#### Problem description:
Find and copy every line in the records that includes the string "this".

BEGIN Recorded data

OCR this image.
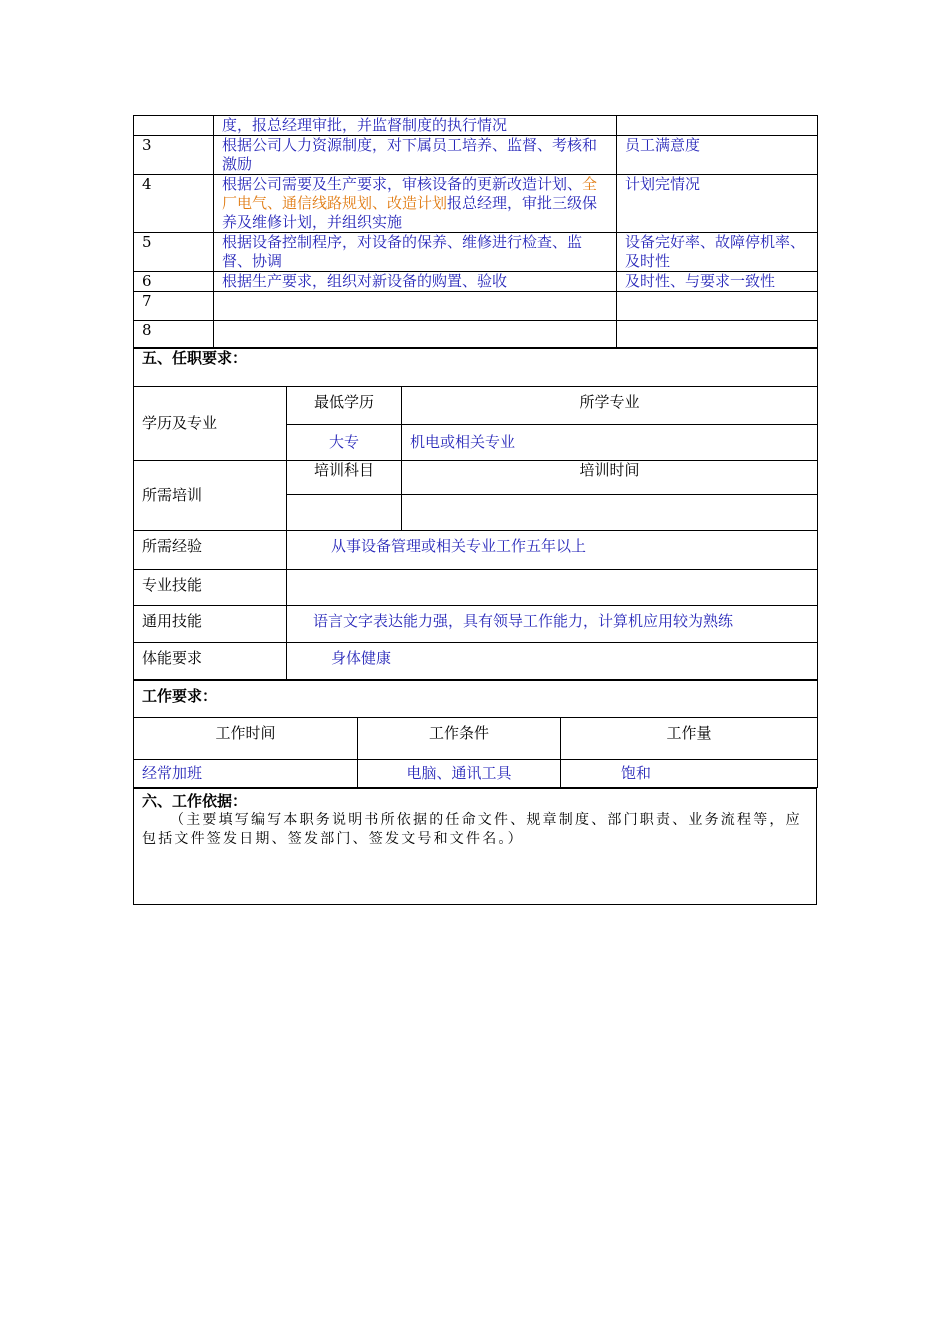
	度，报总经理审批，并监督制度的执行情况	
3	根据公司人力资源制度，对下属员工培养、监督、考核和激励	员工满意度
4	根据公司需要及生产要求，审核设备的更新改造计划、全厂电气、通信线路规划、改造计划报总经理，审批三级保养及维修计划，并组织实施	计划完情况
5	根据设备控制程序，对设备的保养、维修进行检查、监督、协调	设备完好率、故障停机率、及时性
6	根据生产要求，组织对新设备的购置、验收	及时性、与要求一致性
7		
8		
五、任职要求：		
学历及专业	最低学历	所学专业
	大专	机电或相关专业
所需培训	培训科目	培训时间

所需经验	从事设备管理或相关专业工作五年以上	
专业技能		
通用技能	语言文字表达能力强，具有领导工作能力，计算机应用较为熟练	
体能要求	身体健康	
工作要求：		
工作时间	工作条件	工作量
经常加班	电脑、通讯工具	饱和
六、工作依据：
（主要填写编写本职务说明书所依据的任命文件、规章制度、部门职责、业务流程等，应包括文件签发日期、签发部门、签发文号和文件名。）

END Recorded data
BEGIN Recorded data

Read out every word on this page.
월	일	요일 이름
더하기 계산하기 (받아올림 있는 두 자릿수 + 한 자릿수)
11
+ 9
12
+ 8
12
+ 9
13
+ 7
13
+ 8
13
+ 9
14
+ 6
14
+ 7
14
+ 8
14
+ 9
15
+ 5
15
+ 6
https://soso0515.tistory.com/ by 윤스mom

END Recorded data

#### Written response:
OCR this image.
Read out every word on this page.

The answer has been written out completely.